AIM
Take the listing and print it in full, exactly as given.

++++++++

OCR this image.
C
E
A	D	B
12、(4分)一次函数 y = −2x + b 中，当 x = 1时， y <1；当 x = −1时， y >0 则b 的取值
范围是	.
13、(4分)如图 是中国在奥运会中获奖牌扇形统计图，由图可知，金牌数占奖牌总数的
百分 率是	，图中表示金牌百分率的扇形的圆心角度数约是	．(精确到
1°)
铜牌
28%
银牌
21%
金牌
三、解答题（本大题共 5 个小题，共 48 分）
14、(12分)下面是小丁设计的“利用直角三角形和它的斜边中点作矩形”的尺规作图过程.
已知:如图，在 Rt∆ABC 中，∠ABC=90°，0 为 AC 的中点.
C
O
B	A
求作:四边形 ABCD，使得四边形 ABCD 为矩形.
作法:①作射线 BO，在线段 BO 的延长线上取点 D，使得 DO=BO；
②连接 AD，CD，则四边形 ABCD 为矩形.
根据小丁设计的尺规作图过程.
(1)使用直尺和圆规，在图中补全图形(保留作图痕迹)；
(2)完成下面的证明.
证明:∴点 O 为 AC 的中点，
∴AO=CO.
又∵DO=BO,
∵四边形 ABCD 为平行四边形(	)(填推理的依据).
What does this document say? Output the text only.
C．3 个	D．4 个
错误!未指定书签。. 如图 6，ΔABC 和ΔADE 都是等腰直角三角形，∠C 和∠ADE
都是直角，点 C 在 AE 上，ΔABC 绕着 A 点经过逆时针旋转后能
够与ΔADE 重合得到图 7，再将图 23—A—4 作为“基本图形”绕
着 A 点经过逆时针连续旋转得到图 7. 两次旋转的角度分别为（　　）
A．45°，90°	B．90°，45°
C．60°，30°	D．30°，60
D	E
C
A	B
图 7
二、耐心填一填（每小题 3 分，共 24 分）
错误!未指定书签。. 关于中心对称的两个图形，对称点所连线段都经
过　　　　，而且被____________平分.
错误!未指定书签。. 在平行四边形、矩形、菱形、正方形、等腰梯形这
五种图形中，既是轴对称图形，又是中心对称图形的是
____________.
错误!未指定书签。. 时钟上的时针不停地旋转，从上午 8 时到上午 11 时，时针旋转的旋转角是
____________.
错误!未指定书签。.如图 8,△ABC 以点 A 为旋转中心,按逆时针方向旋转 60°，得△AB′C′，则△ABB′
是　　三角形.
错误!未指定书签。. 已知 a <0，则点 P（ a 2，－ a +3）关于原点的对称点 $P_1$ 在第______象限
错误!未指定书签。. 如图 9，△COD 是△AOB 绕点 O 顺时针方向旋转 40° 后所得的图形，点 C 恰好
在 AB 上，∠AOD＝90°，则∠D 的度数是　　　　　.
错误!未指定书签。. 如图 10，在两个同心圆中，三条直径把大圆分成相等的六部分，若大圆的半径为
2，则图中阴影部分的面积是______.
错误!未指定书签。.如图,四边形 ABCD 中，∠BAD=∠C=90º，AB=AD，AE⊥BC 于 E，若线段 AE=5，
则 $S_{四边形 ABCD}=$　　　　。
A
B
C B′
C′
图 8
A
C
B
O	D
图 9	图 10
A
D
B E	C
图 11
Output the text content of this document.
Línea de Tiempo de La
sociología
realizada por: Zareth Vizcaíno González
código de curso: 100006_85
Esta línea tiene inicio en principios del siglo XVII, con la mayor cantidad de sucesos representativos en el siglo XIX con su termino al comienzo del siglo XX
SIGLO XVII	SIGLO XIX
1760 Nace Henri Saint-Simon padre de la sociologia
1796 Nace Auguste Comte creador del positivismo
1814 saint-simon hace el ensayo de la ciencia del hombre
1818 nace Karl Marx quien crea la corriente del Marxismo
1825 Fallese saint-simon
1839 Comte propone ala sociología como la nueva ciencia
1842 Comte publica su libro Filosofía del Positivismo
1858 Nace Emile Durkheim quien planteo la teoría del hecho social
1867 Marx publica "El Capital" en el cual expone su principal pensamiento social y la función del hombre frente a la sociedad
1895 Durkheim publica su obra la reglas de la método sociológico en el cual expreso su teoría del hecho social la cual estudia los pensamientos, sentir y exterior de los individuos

++++++++

ANSWER TO THIS EXERCISE
OCR this image.
C
E
A	D	B
12、(4分)一次函数 y = −2x + b 中，当 x = 1时， y <1；当 x = −1时， y >0 则b 的取值
范围是	.
13、(4分)如图 是中国在奥运会中获奖牌扇形统计图，由图可知，金牌数占奖牌总数的
百分 率是	，图中表示金牌百分率的扇形的圆心角度数约是	．(精确到
1°)
铜牌
28%
银牌
21%
金牌
三、解答题（本大题共 5 个小题，共 48 分）
14、(12分)下面是小丁设计的“利用直角三角形和它的斜边中点作矩形”的尺规作图过程.
已知:如图，在 Rt∆ABC 中，∠ABC=90°，0 为 AC 的中点.
C
O
B	A
求作:四边形 ABCD，使得四边形 ABCD 为矩形.
作法:①作射线 BO，在线段 BO 的延长线上取点 D，使得 DO=BO；
②连接 AD，CD，则四边形 ABCD 为矩形.
根据小丁设计的尺规作图过程.
(1)使用直尺和圆规，在图中补全图形(保留作图痕迹)；
(2)完成下面的证明.
证明:∴点 O 为 AC 的中点，
∴AO=CO.
又∵DO=BO,
∵四边形 ABCD 为平行四边形(	)(填推理的依据).
What does this document say? Output the text only.
C．3 个	D．4 个
错误!未指定书签。. 如图 6，ΔABC 和ΔADE 都是等腰直角三角形，∠C 和∠ADE
都是直角，点 C 在 AE 上，ΔABC 绕着 A 点经过逆时针旋转后能
够与ΔADE 重合得到图 7，再将图 23—A—4 作为“基本图形”绕
着 A 点经过逆时针连续旋转得到图 7. 两次旋转的角度分别为（　　）
A．45°，90°	B．90°，45°
C．60°，30°	D．30°，60
D	E
C
A	B
图 7
二、耐心填一填（每小题 3 分，共 24 分）
错误!未指定书签。. 关于中心对称的两个图形，对称点所连线段都经
过　　　　，而且被____________平分.
错误!未指定书签。. 在平行四边形、矩形、菱形、正方形、等腰梯形这
五种图形中，既是轴对称图形，又是中心对称图形的是
____________.
错误!未指定书签。. 时钟上的时针不停地旋转，从上午 8 时到上午 11 时，时针旋转的旋转角是
____________.
错误!未指定书签。.如图 8,△ABC 以点 A 为旋转中心,按逆时针方向旋转 60°，得△AB′C′，则△ABB′
是　　三角形.
错误!未指定书签。. 已知 a <0，则点 P（ a 2，－ a +3）关于原点的对称点 $P_1$ 在第______象限
错误!未指定书签。. 如图 9，△COD 是△AOB 绕点 O 顺时针方向旋转 40° 后所得的图形，点 C 恰好
在 AB 上，∠AOD＝90°，则∠D 的度数是　　　　　.
错误!未指定书签。. 如图 10，在两个同心圆中，三条直径把大圆分成相等的六部分，若大圆的半径为
2，则图中阴影部分的面积是______.
错误!未指定书签。.如图,四边形 ABCD 中，∠BAD=∠C=90º，AB=AD，AE⊥BC 于 E，若线段 AE=5，
则 $S_{四边形 ABCD}=$　　　　。
A
B
C B′
C′
图 8
A
C
B
O	D
图 9	图 10
A
D
B E	C
图 11
Output the text content of this document.
Línea de Tiempo de La
sociología
realizada por: Zareth Vizcaíno González
código de curso: 100006_85
Esta línea tiene inicio en principios del siglo XVII, con la mayor cantidad de sucesos representativos en el siglo XIX con su termino al comienzo del siglo XX
SIGLO XVII	SIGLO XIX
1760 Nace Henri Saint-Simon padre de la sociologia
1796 Nace Auguste Comte creador del positivismo
1814 saint-simon hace el ensayo de la ciencia del hombre
1818 nace Karl Marx quien crea la corriente del Marxismo
1825 Fallese saint-simon
1839 Comte propone ala sociología como la nueva ciencia
1842 Comte publica su libro Filosofía del Positivismo
1858 Nace Emile Durkheim quien planteo la teoría del hecho social
1867 Marx publica "El Capital" en el cual expone su principal pensamiento social y la función del hombre frente a la sociedad
1895 Durkheim publica su obra la reglas de la método sociológico en el cual expreso su teoría del hecho social la cual estudia los pensamientos, sentir y exterior de los individuos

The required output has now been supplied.